══ INPUT RECORDS
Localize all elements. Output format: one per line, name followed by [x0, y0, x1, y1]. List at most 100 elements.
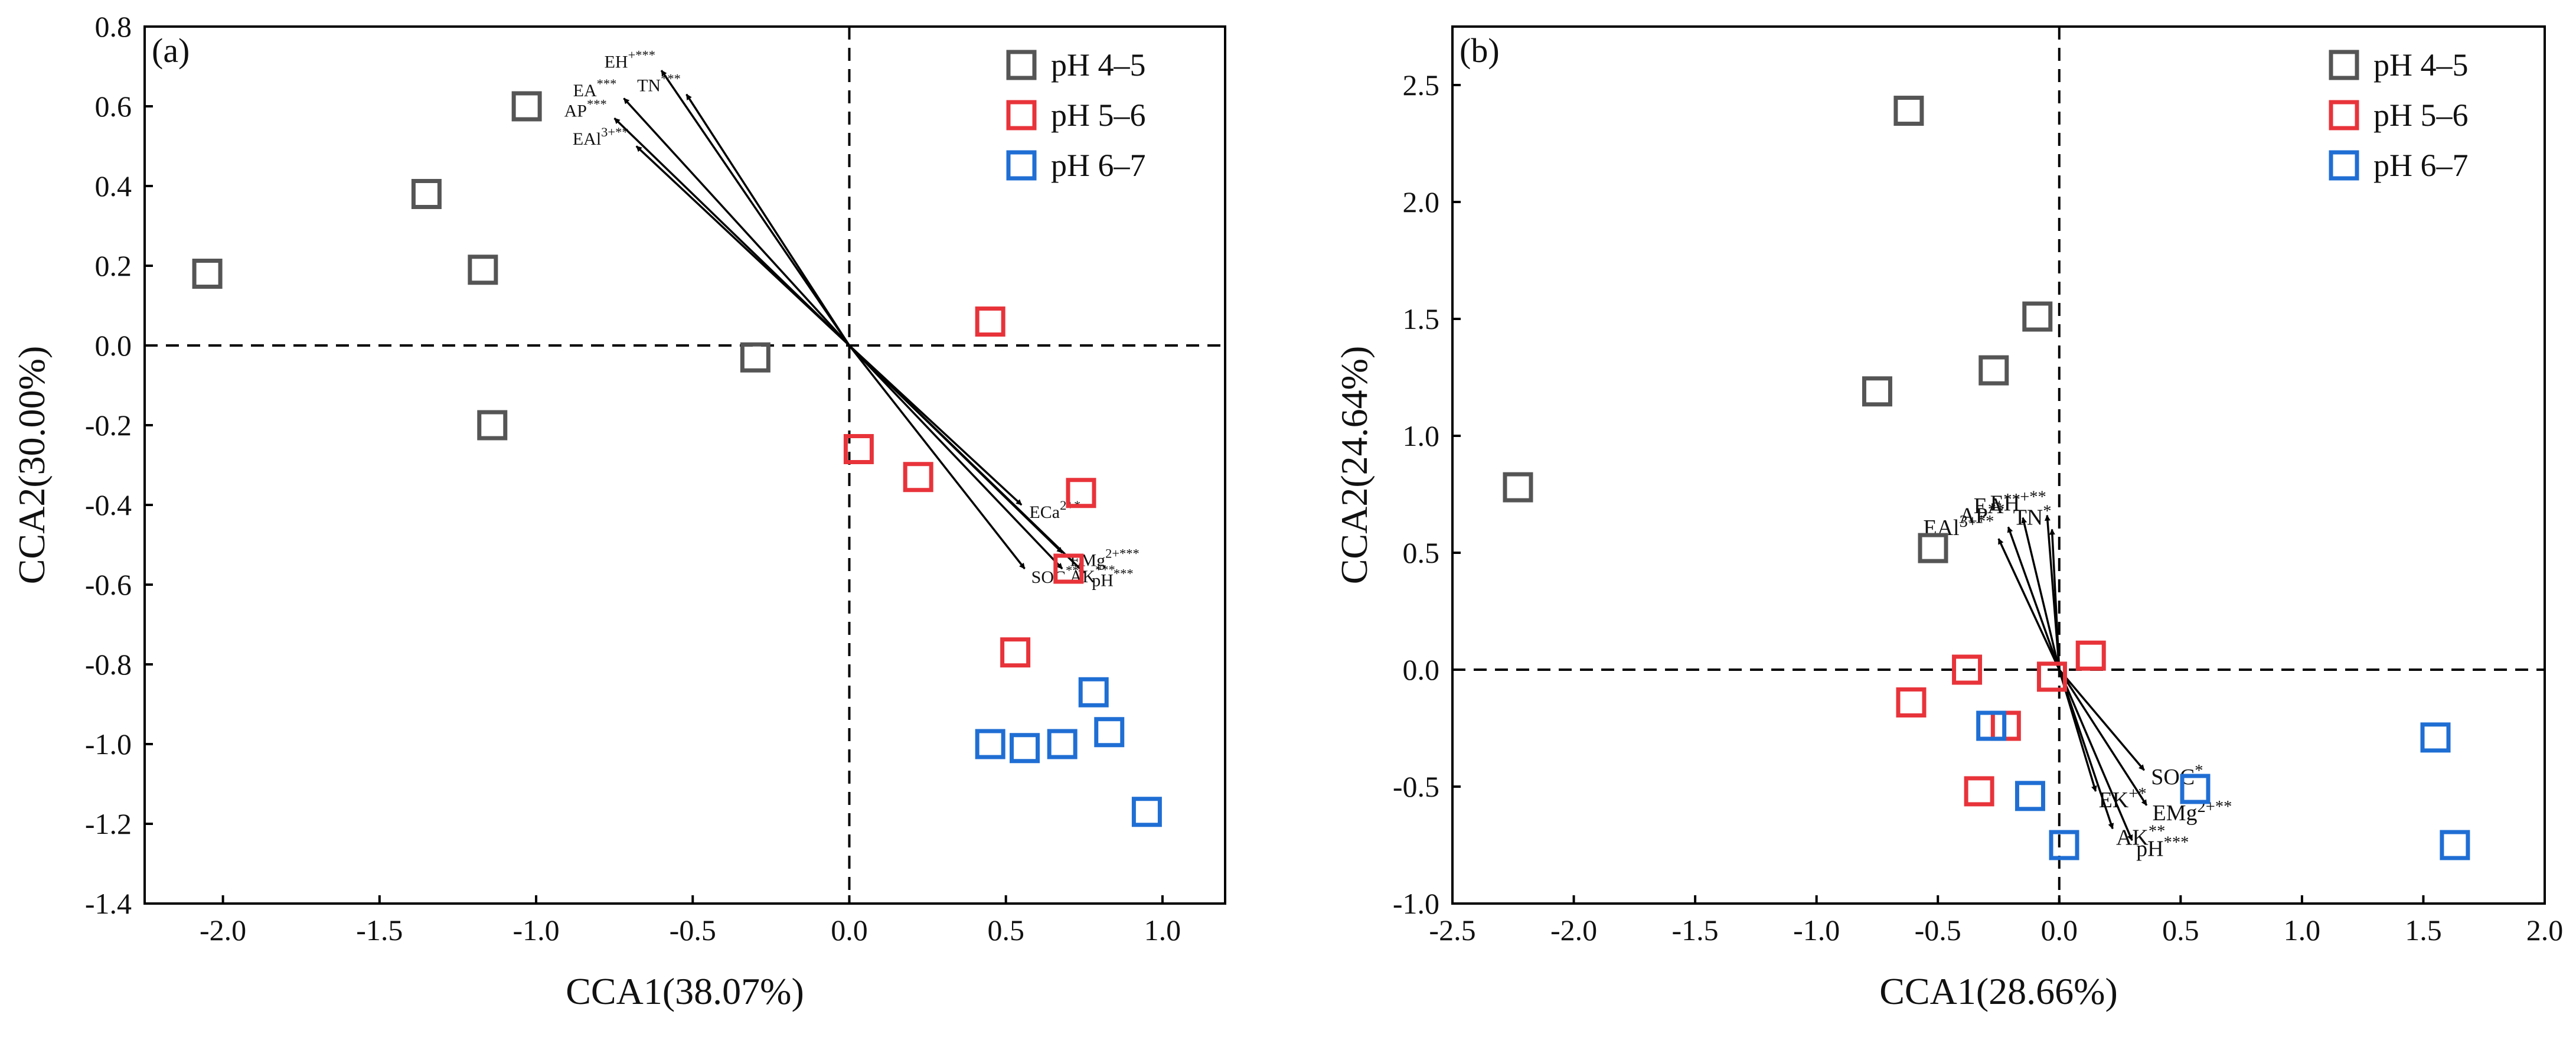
vector-tn — [2049, 529, 2061, 670]
vector-label-eal: EAl3+** — [573, 125, 629, 149]
legend-label: pH 6–7 — [2373, 148, 2469, 183]
legend-label: pH 6–7 — [1051, 148, 1146, 183]
vector-label-eca: ECa2+* — [1029, 498, 1080, 522]
vector-label-eh: EH+** — [1990, 488, 2046, 516]
legend-marker — [2329, 50, 2359, 80]
y-tick-label: -1.4 — [85, 887, 132, 920]
vector-label-ap: AP*** — [564, 97, 607, 121]
y-tick-label: 0.0 — [1403, 653, 1440, 686]
data-point-ph6-7 — [1010, 733, 1040, 764]
x-tick-label: 0.5 — [2162, 914, 2199, 947]
vector-ak — [848, 344, 1063, 570]
vector-label-eal: EAl3+** — [1923, 513, 1994, 540]
x-tick-label: -2.0 — [200, 914, 246, 947]
vector-eh — [660, 70, 850, 346]
data-point-ph5-6 — [2036, 661, 2067, 692]
vector-label-ea: EA** — [1974, 491, 2020, 518]
vector-label-ph: pH*** — [2136, 834, 2189, 862]
data-point-ph5-6 — [843, 434, 874, 464]
vector-ph — [848, 344, 1085, 574]
vector-ap — [2007, 526, 2061, 670]
vector-label-ap: AP** — [1959, 500, 2004, 528]
chart-panel-a: -2.0 -1.5 -1.0 -0.5 0.0 0.5 1.0 -1.4 -1.2 -1.0 -0.… — [11, 10, 1226, 1012]
x-tick-label: 0.0 — [831, 914, 868, 947]
data-point-ph6-7 — [2049, 830, 2079, 860]
data-point-ph5-6 — [1053, 553, 1084, 584]
y-tick-label: 1.5 — [1403, 302, 1440, 335]
x-tick-label: 1.5 — [2405, 914, 2442, 947]
legend-label: pH 5–6 — [1051, 97, 1146, 133]
x-tick-label: -1.5 — [356, 914, 403, 947]
vector-ak — [2058, 669, 2114, 830]
y-tick-label: 1.0 — [1403, 419, 1440, 452]
vector-ea — [2021, 517, 2061, 670]
y-tick-label: 0.2 — [95, 249, 132, 282]
y-tick-label: 0.6 — [95, 90, 132, 123]
legend-marker — [1006, 150, 1037, 181]
x-tick-label: -0.5 — [670, 914, 716, 947]
y-tick-label: 2.5 — [1403, 69, 1440, 102]
y-tick-label: -1.0 — [85, 728, 132, 761]
data-point-ph5-6 — [975, 306, 1005, 337]
data-point-ph6-7 — [1094, 717, 1125, 748]
data-point-ph6-7 — [975, 729, 1005, 759]
y-tick-label: -0.2 — [85, 409, 132, 442]
vector-label-tn: TN*** — [637, 71, 681, 96]
data-point-ph5-6 — [1952, 654, 1983, 685]
legend-label: pH 4–5 — [2373, 47, 2469, 83]
x-tick-label: 0.5 — [987, 914, 1024, 947]
vector-tn — [685, 93, 850, 346]
data-point-ph4-5 — [511, 91, 542, 122]
x-tick-label: -2.5 — [1429, 914, 1475, 947]
data-point-ph5-6 — [1066, 478, 1096, 508]
legend-label: pH 5–6 — [2373, 97, 2469, 133]
x-tick-label: 1.0 — [1144, 914, 1181, 947]
data-point-ph4-5 — [1918, 533, 1948, 563]
vector-eal — [635, 145, 850, 347]
data-point-ph5-6 — [903, 462, 933, 493]
data-point-ph6-7 — [2180, 774, 2211, 804]
y-tick-label: -1.0 — [1393, 887, 1439, 920]
data-point-ph6-7 — [1047, 729, 1078, 759]
vector-eal — [1997, 538, 2061, 670]
vector-emg — [2058, 669, 2148, 806]
data-point-ph6-7 — [1078, 677, 1109, 707]
data-point-ph4-5 — [411, 179, 442, 209]
x-tick-label: -1.0 — [512, 914, 559, 947]
x-tick-label: 1.0 — [2284, 914, 2321, 947]
data-point-ph6-7 — [1976, 710, 2007, 741]
y-axis-title: CCA2(24.64%) — [1333, 346, 1375, 585]
data-point-ph4-5 — [740, 342, 770, 373]
data-point-ph4-5 — [1862, 376, 1892, 407]
y-tick-label: 0.4 — [95, 169, 132, 203]
legend-marker — [1006, 100, 1037, 131]
data-point-ph4-5 — [468, 255, 498, 285]
data-point-ph6-7 — [2015, 781, 2045, 811]
data-point-ph4-5 — [1893, 96, 1924, 126]
data-point-ph6-7 — [2420, 722, 2451, 753]
vector-label-ea: EA*** — [573, 76, 617, 100]
y-tick-label: -0.4 — [85, 488, 132, 521]
chart-panel-b: -2.5 -2.0 -1.5 -1.0 -0.5 0.0 0.5 1.0 1.5 2.0 -1.0 -… — [1333, 25, 2563, 1012]
x-tick-label: 0.0 — [2041, 914, 2078, 947]
y-tick-label: 0.8 — [95, 10, 132, 43]
y-tick-label: -1.2 — [85, 807, 132, 840]
y-tick-label: -0.6 — [85, 568, 132, 601]
data-point-ph4-5 — [1503, 472, 1533, 503]
vector-label-tn: TN* — [2013, 502, 2052, 530]
data-point-ph5-6 — [2075, 640, 2106, 671]
y-axis-title: CCA2(30.00%) — [11, 346, 53, 585]
data-point-ph4-5 — [2022, 301, 2053, 332]
x-tick-label: -1.5 — [1672, 914, 1719, 947]
x-axis-title: CCA1(38.07%) — [566, 970, 804, 1012]
y-tick-label: 0.0 — [95, 329, 132, 362]
vector-soc — [2058, 668, 2146, 771]
y-tick-label: 2.0 — [1403, 185, 1440, 219]
data-point-ph4-5 — [192, 259, 223, 289]
plot-frame — [1451, 25, 2546, 905]
y-tick-label: 0.5 — [1403, 536, 1440, 569]
vector-soc — [848, 344, 1026, 570]
data-point-ph5-6 — [1964, 776, 1994, 807]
════
▶ [AIM OF THE EXERCISE]:
Copy every row above word for word, without the pictures.

▶ [RESPONSE]:
Localize all elements. Output format: one per line, name followed by [x0, y0, x1, y1]. List at most 100 elements.
vector-tn — [2049, 529, 2061, 670]
vector-label-eal: EAl3+** — [573, 125, 629, 149]
legend-label: pH 6–7 — [2373, 148, 2469, 183]
legend-label: pH 6–7 — [1051, 148, 1146, 183]
vector-label-eca: ECa2+* — [1029, 498, 1080, 522]
vector-label-eh: EH+** — [1990, 488, 2046, 516]
legend-marker — [2329, 50, 2359, 80]
y-tick-label: -1.4 — [85, 887, 132, 920]
vector-label-ap: AP*** — [564, 97, 607, 121]
y-tick-label: 0.0 — [1403, 653, 1440, 686]
data-point-ph6-7 — [1010, 733, 1040, 764]
x-tick-label: 0.5 — [2162, 914, 2199, 947]
vector-ak — [848, 344, 1063, 570]
vector-label-eal: EAl3+** — [1923, 513, 1994, 540]
x-tick-label: -2.0 — [200, 914, 246, 947]
vector-eh — [660, 70, 850, 346]
data-point-ph5-6 — [2036, 661, 2067, 692]
vector-label-ea: EA** — [1974, 491, 2020, 518]
vector-label-ph: pH*** — [2136, 834, 2189, 862]
data-point-ph5-6 — [843, 434, 874, 464]
vector-ph — [848, 344, 1085, 574]
vector-ap — [2007, 526, 2061, 670]
vector-label-ap: AP** — [1959, 500, 2004, 528]
chart-panel-a: -2.0 -1.5 -1.0 -0.5 0.0 0.5 1.0 -1.4 -1.2 -1.0 -0.… — [11, 10, 1226, 1012]
x-tick-label: 0.0 — [831, 914, 868, 947]
data-point-ph6-7 — [2049, 830, 2079, 860]
data-point-ph5-6 — [1053, 553, 1084, 584]
y-tick-label: 1.5 — [1403, 302, 1440, 335]
x-tick-label: 1.5 — [2405, 914, 2442, 947]
legend-label: pH 5–6 — [1051, 97, 1146, 133]
x-tick-label: -1.5 — [356, 914, 403, 947]
vector-ak — [2058, 669, 2114, 830]
y-tick-label: 1.0 — [1403, 419, 1440, 452]
vector-ea — [2021, 517, 2061, 670]
y-tick-label: 0.2 — [95, 249, 132, 282]
y-tick-label: 0.6 — [95, 90, 132, 123]
legend-marker — [1006, 150, 1037, 181]
x-tick-label: -0.5 — [670, 914, 716, 947]
y-tick-label: 2.5 — [1403, 69, 1440, 102]
y-tick-label: -1.0 — [85, 728, 132, 761]
data-point-ph5-6 — [975, 306, 1005, 337]
data-point-ph6-7 — [1094, 717, 1125, 748]
data-point-ph6-7 — [975, 729, 1005, 759]
y-tick-label: -0.2 — [85, 409, 132, 442]
vector-label-tn: TN*** — [637, 71, 681, 96]
data-point-ph5-6 — [1952, 654, 1983, 685]
legend-label: pH 4–5 — [2373, 47, 2469, 83]
x-tick-label: 0.5 — [987, 914, 1024, 947]
vector-tn — [685, 93, 850, 346]
data-point-ph4-5 — [511, 91, 542, 122]
x-tick-label: -2.5 — [1429, 914, 1475, 947]
data-point-ph5-6 — [1066, 478, 1096, 508]
legend-label: pH 5–6 — [2373, 97, 2469, 133]
x-tick-label: 1.0 — [1144, 914, 1181, 947]
data-point-ph4-5 — [1918, 533, 1948, 563]
vector-eal — [635, 145, 850, 347]
data-point-ph5-6 — [903, 462, 933, 493]
data-point-ph6-7 — [2180, 774, 2211, 804]
y-tick-label: -1.0 — [1393, 887, 1439, 920]
data-point-ph6-7 — [1047, 729, 1078, 759]
vector-eal — [1997, 538, 2061, 670]
vector-emg — [2058, 669, 2148, 806]
data-point-ph6-7 — [1078, 677, 1109, 707]
data-point-ph4-5 — [411, 179, 442, 209]
x-tick-label: -1.0 — [512, 914, 559, 947]
x-tick-label: 1.0 — [2284, 914, 2321, 947]
data-point-ph6-7 — [1976, 710, 2007, 741]
y-axis-title: CCA2(24.64%) — [1333, 346, 1375, 585]
data-point-ph4-5 — [740, 342, 770, 373]
data-point-ph4-5 — [1862, 376, 1892, 407]
y-tick-label: 0.4 — [95, 169, 132, 203]
legend-marker — [1006, 100, 1037, 131]
data-point-ph4-5 — [468, 255, 498, 285]
data-point-ph6-7 — [2015, 781, 2045, 811]
data-point-ph4-5 — [1893, 96, 1924, 126]
data-point-ph6-7 — [2420, 722, 2451, 753]
vector-label-ea: EA*** — [573, 76, 617, 100]
y-tick-label: -0.4 — [85, 488, 132, 521]
chart-panel-b: -2.5 -2.0 -1.5 -1.0 -0.5 0.0 0.5 1.0 1.5 2.0 -1.0 -… — [1333, 25, 2563, 1012]
x-tick-label: 0.0 — [2041, 914, 2078, 947]
y-tick-label: 0.8 — [95, 10, 132, 43]
y-tick-label: -1.2 — [85, 807, 132, 840]
y-tick-label: -0.6 — [85, 568, 132, 601]
data-point-ph4-5 — [1503, 472, 1533, 503]
vector-label-tn: TN* — [2013, 502, 2052, 530]
data-point-ph5-6 — [2075, 640, 2106, 671]
y-axis-title: CCA2(30.00%) — [11, 346, 53, 585]
data-point-ph4-5 — [2022, 301, 2053, 332]
x-tick-label: -1.5 — [1672, 914, 1719, 947]
x-axis-title: CCA1(38.07%) — [566, 970, 804, 1012]
y-tick-label: 0.0 — [95, 329, 132, 362]
vector-soc — [2058, 668, 2146, 771]
y-tick-label: 2.0 — [1403, 185, 1440, 219]
data-point-ph4-5 — [192, 259, 223, 289]
plot-frame — [1451, 25, 2546, 905]
y-tick-label: 0.5 — [1403, 536, 1440, 569]
vector-soc — [848, 344, 1026, 570]
data-point-ph5-6 — [1964, 776, 1994, 807]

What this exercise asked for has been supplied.